**Selection:**
But if you are thinking a longer-term project or cashflow, bonds could be a better option. They can allow you to tap into a wider investor base that would be unavailable under a more traditional loan structure. So, I think the important thing to know is banks are generally quite up-to-date with sustainability as an area of expertise, and they have their own in-house sustainability teams that speak the language.
Not every bond investor is an ESG investor, so there may be some education that is required on that front. But I think it just provides you access to a wider base.
Mariko Ishikawa, LPC/IFR: Do the bankers on the panel also have any advice for potential borrowers looking to tap into the ESG financings?
Andrew Ashman, Barclays: One of the areas I found when talking to debut issuers into the ESG markets, is concern around setting up frameworks – the investment in time and resources that is required to set the whole programme up. There is a lot of focus on that from issuers who haven’t quite got up to speed with the product.
I think that is an investment you need to make. It requires some time upfront to set up the programmes, but once it is in place, it is very easy to roll out future incremental financings. That is one of the learnings I have taken from working with different companies on issuance and ESG financings.
Rob Ward, MUFG: Picking up on what Andrew just said around having a strategy prepared does sound simple, but that is the first step, and linking a sustainability strategy with a sustainable financing framework is the next step. I think we will see more transit towards the bond market in time, but for a lot of borrowers, it is easier to take that natural progression of bilateral to syndicated loan facility, and then into the bond market. That is a pattern we have seen not only here in Oceania, but also across Asia, as people get comfortable with the strategies that they are developing and putting in place. And probably a little bit of flexibility in the early years as they settle into their sustainable financing approach.
Tania Smith, ANZ: Customers are often a bit surprised about the external review piece and the fact that you can leverage some of their existing assurance work. When it comes to assurance on data, at least in the Australian context, we are really lucky that a lot of companies already have to report certain environmental information like their emissions.
A lot of those companies may already have external review or assurance on some of their environmental figures, or they may already be having an external reviewer look at their sustainability reports. Issuers that are thinking about taking part in the sustainable finance market can actually make some efficiencies there with regard to cost savings if they are using their current assurance parties or external reviewers for the purposes of issuing sustainable finance transactions.
Prakash Chakravarti, LPC/IFR: Nneka, what has your experience been with regard to Australian borrowers tapping ESG bonds? What are the factors that encourage them to opt for bonds over loans?
Nneka Chike-Obi, Fitch: The bond market is interesting because there has been so much innovation in the ESG product, but the fact remains that not every company is suitable to issue a bond. We are already looking at a universe of companies – probably the best managed, the best capitalised the ones with some kind of international operations – that were, in the first few years of the development of this market, most well-positioned to go into the market.
The real estate sector has been the most active, and then the public sector, different regional governments, and also some utilities.
Some jurisdictions have introduced specific policy incentives to encourage this market. In Singapore, the financial regulator, the Monetary Authority of Singapore, has introduced subsidies that will help offset the cost of issuing any type of ESG debt, be it a use of proceeds or an SLB.

**Given records:**
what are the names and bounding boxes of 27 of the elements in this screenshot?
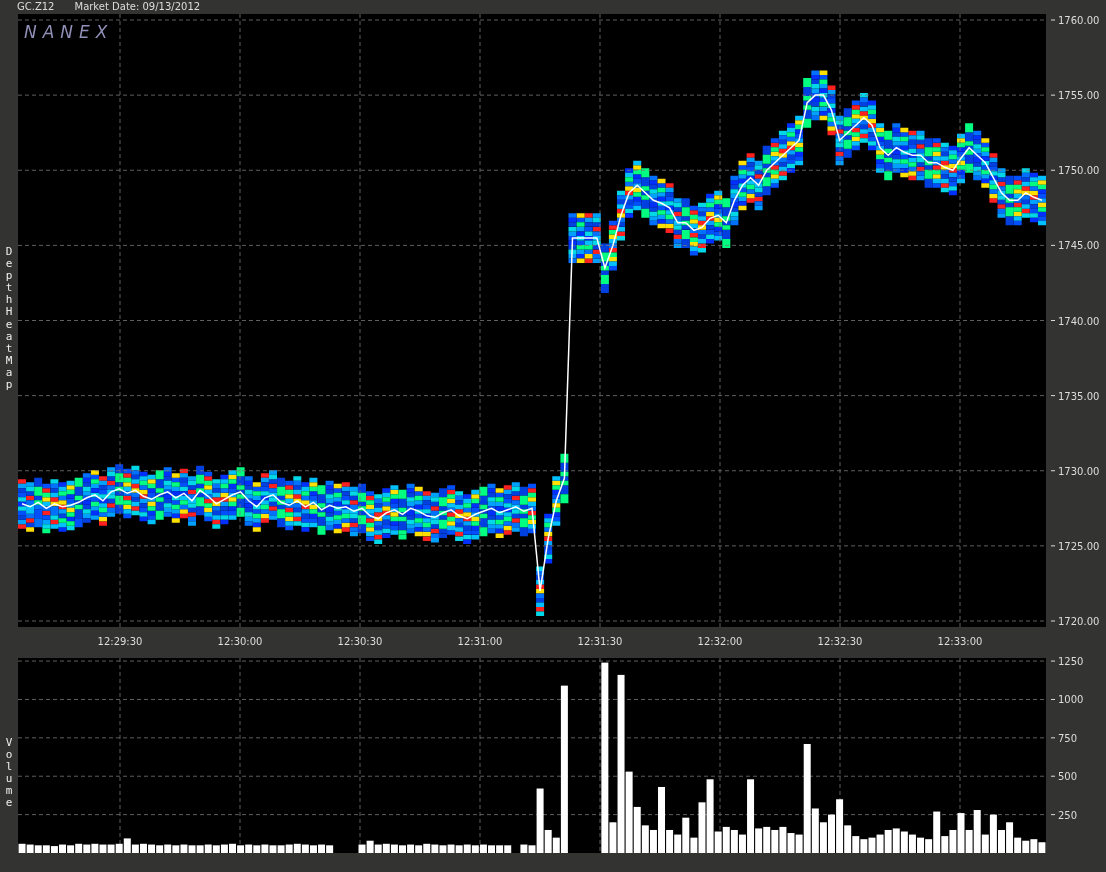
volume-axis-label: 250: [1058, 809, 1078, 821]
price-axis-label: 1725.00: [1058, 540, 1100, 552]
price-axis-label: 1730.00: [1058, 465, 1100, 477]
volume-axis-label: 1250: [1058, 656, 1084, 668]
time-axis-label: 12:31:00: [457, 636, 503, 647]
volume-axis-label: 500: [1058, 771, 1078, 783]
time-axis-label: 12:31:30: [577, 636, 623, 647]
depth-heat-map-axis-title: Depth Heat Map: [5, 246, 13, 392]
time-axis-label: 12:33:00: [937, 636, 983, 647]
symbol-label: GC.Z12: [17, 0, 55, 14]
volume-axis-label: 1000: [1058, 694, 1084, 706]
price-axis-label: 1720.00: [1058, 616, 1100, 627]
volume-axis-title: Volume: [5, 737, 13, 810]
volume-axis-label: 750: [1058, 732, 1078, 744]
price-axis-label: 1760.00: [1058, 15, 1100, 26]
price-axis-label: 1735.00: [1058, 390, 1100, 402]
time-axis-label: 12:30:00: [217, 636, 263, 647]
time-axis-label: 12:29:30: [97, 636, 143, 647]
price-axis-label: 1755.00: [1058, 90, 1100, 102]
nanex-logo: NANEX: [24, 22, 114, 42]
price-axis-label: 1750.00: [1058, 165, 1100, 177]
price-axis-label: 1740.00: [1058, 315, 1100, 327]
time-axis-label: 12:32:30: [817, 636, 863, 647]
time-axis-label: 12:30:30: [337, 636, 383, 647]
market-date-label: Market Date: 09/13/2012: [74, 0, 201, 14]
price-axis-label: 1745.00: [1058, 240, 1100, 252]
time-axis-label: 12:32:00: [697, 636, 743, 647]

**What this task involves:** Rewrite the part of the ESG financing discussion between "Mariko Ishikawa, LPC/IFR: Do" and "with the product.", inclusive, changing "debut issuers" to "first-time issuers".

**Output of the task:**
Mariko Ishikawa, LPC/IFR: Do the bankers on the panel also have any advice for potential borrowers looking to tap into the ESG financings?
Andrew Ashman, Barclays: One of the areas I found when talking to first-time issuers into the ESG markets, is concern around setting up frameworks – the investment in time and resources that is required to set the whole programme up. There is a lot of focus on that from issuers who haven’t quite got up to speed with the product.